# [PROVIDED ENTRIES]
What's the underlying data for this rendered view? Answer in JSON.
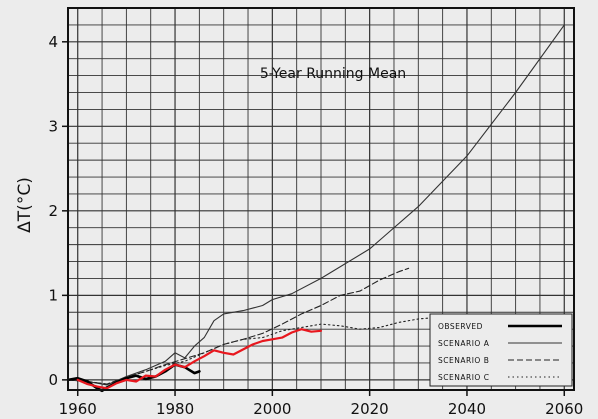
{
  "chart_data": {
    "type": "line",
    "title": "5-Year Running Mean",
    "ylabel": "ΔT(°C)",
    "xlabel": "",
    "xlim": [
      1958,
      2062
    ],
    "ylim": [
      -0.12,
      4.4
    ],
    "x_ticks": [
      1960,
      1980,
      2000,
      2020,
      2040,
      2060
    ],
    "y_ticks": [
      0,
      1,
      2,
      3,
      4
    ],
    "grid": true,
    "legend_position": "lower-right",
    "legend": [
      "OBSERVED",
      "SCENARIO A",
      "SCENARIO B",
      "SCENARIO C"
    ],
    "series": [
      {
        "name": "OBSERVED",
        "style": "solid-thick",
        "color": "#000000",
        "x": [
          1958,
          1960,
          1962,
          1964,
          1965,
          1966,
          1968,
          1970,
          1972,
          1974,
          1976,
          1978,
          1980,
          1982,
          1984,
          1985
        ],
        "y": [
          0.0,
          0.02,
          -0.02,
          -0.1,
          -0.13,
          -0.09,
          -0.03,
          0.02,
          0.05,
          0.01,
          0.04,
          0.1,
          0.18,
          0.15,
          0.08,
          0.1
        ]
      },
      {
        "name": "SCENARIO A",
        "style": "solid-thin",
        "color": "#333333",
        "x": [
          1958,
          1962,
          1966,
          1970,
          1974,
          1978,
          1980,
          1982,
          1984,
          1986,
          1988,
          1990,
          1994,
          1998,
          2000,
          2004,
          2010,
          2020,
          2030,
          2040,
          2050,
          2060
        ],
        "y": [
          0.0,
          -0.02,
          -0.06,
          0.04,
          0.12,
          0.22,
          0.32,
          0.26,
          0.4,
          0.5,
          0.7,
          0.78,
          0.82,
          0.88,
          0.95,
          1.02,
          1.2,
          1.55,
          2.05,
          2.65,
          3.4,
          4.2
        ]
      },
      {
        "name": "SCENARIO B",
        "style": "dashed",
        "color": "#222222",
        "x": [
          1958,
          1962,
          1966,
          1970,
          1974,
          1978,
          1982,
          1986,
          1990,
          1994,
          1998,
          2002,
          2006,
          2010,
          2014,
          2018,
          2022,
          2026,
          2028
        ],
        "y": [
          0.0,
          -0.02,
          -0.05,
          0.03,
          0.1,
          0.18,
          0.25,
          0.32,
          0.42,
          0.48,
          0.55,
          0.66,
          0.78,
          0.88,
          1.0,
          1.05,
          1.18,
          1.28,
          1.32
        ]
      },
      {
        "name": "SCENARIO C",
        "style": "dotted",
        "color": "#222222",
        "x": [
          1958,
          1962,
          1966,
          1970,
          1974,
          1978,
          1982,
          1986,
          1990,
          1994,
          1998,
          2002,
          2006,
          2010,
          2014,
          2018,
          2022,
          2026,
          2030,
          2034,
          2038
        ],
        "y": [
          0.0,
          -0.02,
          -0.05,
          0.03,
          0.1,
          0.17,
          0.22,
          0.32,
          0.42,
          0.48,
          0.5,
          0.58,
          0.62,
          0.66,
          0.64,
          0.6,
          0.62,
          0.68,
          0.72,
          0.74,
          0.72
        ]
      },
      {
        "name": "",
        "style": "solid-red",
        "color": "#e8171e",
        "x": [
          1960,
          1962,
          1964,
          1966,
          1968,
          1970,
          1972,
          1974,
          1976,
          1978,
          1980,
          1982,
          1984,
          1986,
          1988,
          1990,
          1992,
          1994,
          1996,
          1998,
          2000,
          2002,
          2004,
          2006,
          2008,
          2010
        ],
        "y": [
          0.0,
          -0.05,
          -0.08,
          -0.1,
          -0.04,
          0.0,
          -0.02,
          0.05,
          0.04,
          0.12,
          0.18,
          0.15,
          0.22,
          0.28,
          0.35,
          0.32,
          0.3,
          0.36,
          0.42,
          0.46,
          0.48,
          0.5,
          0.56,
          0.6,
          0.57,
          0.58
        ]
      }
    ]
  }
}
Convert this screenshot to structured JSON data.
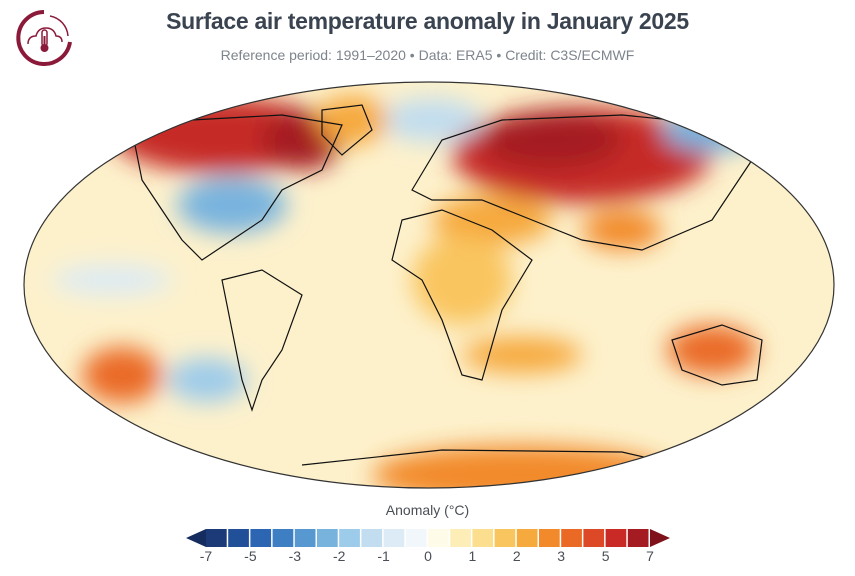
{
  "header": {
    "title": "Surface air temperature anomaly in January 2025",
    "subtitle": "Reference period: 1991–2020 • Data: ERA5 • Credit: C3S/ECMWF",
    "logo_icon": "cloud-thermometer-icon",
    "logo_color": "#8b1a3a"
  },
  "map": {
    "variable": "Surface air temperature anomaly",
    "projection": "Robinson"
  },
  "colorbar": {
    "label": "Anomaly (°C)",
    "ticks": [
      "-7",
      "-5",
      "-3",
      "-2",
      "-1",
      "0",
      "1",
      "2",
      "3",
      "5",
      "7"
    ],
    "colors": [
      "#1c3a78",
      "#214f98",
      "#2c66b2",
      "#3d7fc2",
      "#5698cf",
      "#78b3de",
      "#9dcbea",
      "#c1ddef",
      "#dcebf5",
      "#f1f7fb",
      "#fefbe8",
      "#fdeeb8",
      "#fbdf8e",
      "#f9c55f",
      "#f6a93c",
      "#f28a2b",
      "#ea6a25",
      "#dd4826",
      "#c92a25",
      "#a41b22"
    ],
    "under_color": "#142c5e",
    "over_color": "#7e1119"
  }
}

# [INSTRUCTIONS FOR THE TASK]
Go through the listing above and locate each line that holds the word "Surface". Copy those lines.

# [RESULT OF THE TASK]
    "title": "Surface air temperature anomaly in January 2025",
    "variable": "Surface air temperature anomaly",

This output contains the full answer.